Given request ::
Reproduce the listing below without any change.

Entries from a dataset
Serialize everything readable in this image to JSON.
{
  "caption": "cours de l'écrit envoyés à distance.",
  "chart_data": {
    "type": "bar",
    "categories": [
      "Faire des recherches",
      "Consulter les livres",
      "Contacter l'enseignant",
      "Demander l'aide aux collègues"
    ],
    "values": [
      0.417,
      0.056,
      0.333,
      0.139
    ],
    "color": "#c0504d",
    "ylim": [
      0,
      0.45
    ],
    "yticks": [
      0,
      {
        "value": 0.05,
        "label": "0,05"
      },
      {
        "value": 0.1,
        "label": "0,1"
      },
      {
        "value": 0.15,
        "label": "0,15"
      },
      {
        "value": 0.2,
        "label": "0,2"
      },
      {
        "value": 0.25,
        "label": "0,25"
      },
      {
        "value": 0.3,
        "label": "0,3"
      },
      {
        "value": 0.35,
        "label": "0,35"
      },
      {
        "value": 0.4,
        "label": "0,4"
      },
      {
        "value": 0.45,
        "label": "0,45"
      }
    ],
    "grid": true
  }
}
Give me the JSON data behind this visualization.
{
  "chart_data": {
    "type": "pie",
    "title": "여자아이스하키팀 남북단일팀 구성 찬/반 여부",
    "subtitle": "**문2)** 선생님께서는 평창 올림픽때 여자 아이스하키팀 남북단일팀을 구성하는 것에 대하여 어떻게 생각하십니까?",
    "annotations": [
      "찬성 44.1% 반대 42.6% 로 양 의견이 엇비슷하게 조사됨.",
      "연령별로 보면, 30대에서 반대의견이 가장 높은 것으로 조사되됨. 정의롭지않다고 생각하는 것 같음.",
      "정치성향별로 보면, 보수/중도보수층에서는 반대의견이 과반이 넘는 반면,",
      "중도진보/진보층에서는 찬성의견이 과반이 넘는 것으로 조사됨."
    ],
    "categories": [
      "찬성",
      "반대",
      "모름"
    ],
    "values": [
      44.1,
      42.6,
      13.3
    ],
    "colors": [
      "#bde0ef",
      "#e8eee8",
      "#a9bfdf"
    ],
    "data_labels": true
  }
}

Output for this exercise ::
Serialize everything readable in this image to JSON.
{
  "caption": "cours de l'écrit envoyés à distance.",
  "chart_data": {
    "type": "bar",
    "categories": [
      "Faire des recherches",
      "Consulter les livres",
      "Contacter l'enseignant",
      "Demander l'aide aux collègues"
    ],
    "values": [
      0.417,
      0.056,
      0.333,
      0.139
    ],
    "color": "#c0504d",
    "ylim": [
      0,
      0.45
    ],
    "yticks": [
      0,
      {
        "value": 0.05,
        "label": "0,05"
      },
      {
        "value": 0.1,
        "label": "0,1"
      },
      {
        "value": 0.15,
        "label": "0,15"
      },
      {
        "value": 0.2,
        "label": "0,2"
      },
      {
        "value": 0.25,
        "label": "0,25"
      },
      {
        "value": 0.3,
        "label": "0,3"
      },
      {
        "value": 0.35,
        "label": "0,35"
      },
      {
        "value": 0.4,
        "label": "0,4"
      },
      {
        "value": 0.45,
        "label": "0,45"
      }
    ],
    "grid": true
  }
}
Give me the JSON data behind this visualization.
{
  "chart_data": {
    "type": "pie",
    "title": "여자아이스하키팀 남북단일팀 구성 찬/반 여부",
    "subtitle": "**문2)** 선생님께서는 평창 올림픽때 여자 아이스하키팀 남북단일팀을 구성하는 것에 대하여 어떻게 생각하십니까?",
    "annotations": [
      "찬성 44.1% 반대 42.6% 로 양 의견이 엇비슷하게 조사됨.",
      "연령별로 보면, 30대에서 반대의견이 가장 높은 것으로 조사되됨. 정의롭지않다고 생각하는 것 같음.",
      "정치성향별로 보면, 보수/중도보수층에서는 반대의견이 과반이 넘는 반면,",
      "중도진보/진보층에서는 찬성의견이 과반이 넘는 것으로 조사됨."
    ],
    "categories": [
      "찬성",
      "반대",
      "모름"
    ],
    "values": [
      44.1,
      42.6,
      13.3
    ],
    "colors": [
      "#bde0ef",
      "#e8eee8",
      "#a9bfdf"
    ],
    "data_labels": true
  }
}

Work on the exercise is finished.